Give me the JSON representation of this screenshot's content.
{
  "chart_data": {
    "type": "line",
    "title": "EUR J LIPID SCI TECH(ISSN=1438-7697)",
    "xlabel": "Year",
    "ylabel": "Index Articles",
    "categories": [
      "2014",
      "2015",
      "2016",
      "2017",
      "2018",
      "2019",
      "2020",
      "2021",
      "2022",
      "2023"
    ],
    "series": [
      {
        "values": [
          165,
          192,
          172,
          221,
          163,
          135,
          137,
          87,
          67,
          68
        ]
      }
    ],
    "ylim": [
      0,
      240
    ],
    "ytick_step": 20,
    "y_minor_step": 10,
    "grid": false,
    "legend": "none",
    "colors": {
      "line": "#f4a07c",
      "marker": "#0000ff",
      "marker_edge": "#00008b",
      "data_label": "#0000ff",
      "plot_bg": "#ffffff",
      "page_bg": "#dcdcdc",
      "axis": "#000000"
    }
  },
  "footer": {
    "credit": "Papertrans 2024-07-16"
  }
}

■ TASK TO CARRY OUT:
Would you write down every record again, exactly?

■ FINAL RESULT:
Give me the JSON representation of this screenshot's content.
{
  "chart_data": {
    "type": "line",
    "title": "EUR J LIPID SCI TECH(ISSN=1438-7697)",
    "xlabel": "Year",
    "ylabel": "Index Articles",
    "categories": [
      "2014",
      "2015",
      "2016",
      "2017",
      "2018",
      "2019",
      "2020",
      "2021",
      "2022",
      "2023"
    ],
    "series": [
      {
        "values": [
          165,
          192,
          172,
          221,
          163,
          135,
          137,
          87,
          67,
          68
        ]
      }
    ],
    "ylim": [
      0,
      240
    ],
    "ytick_step": 20,
    "y_minor_step": 10,
    "grid": false,
    "legend": "none",
    "colors": {
      "line": "#f4a07c",
      "marker": "#0000ff",
      "marker_edge": "#00008b",
      "data_label": "#0000ff",
      "plot_bg": "#ffffff",
      "page_bg": "#dcdcdc",
      "axis": "#000000"
    }
  },
  "footer": {
    "credit": "Papertrans 2024-07-16"
  }
}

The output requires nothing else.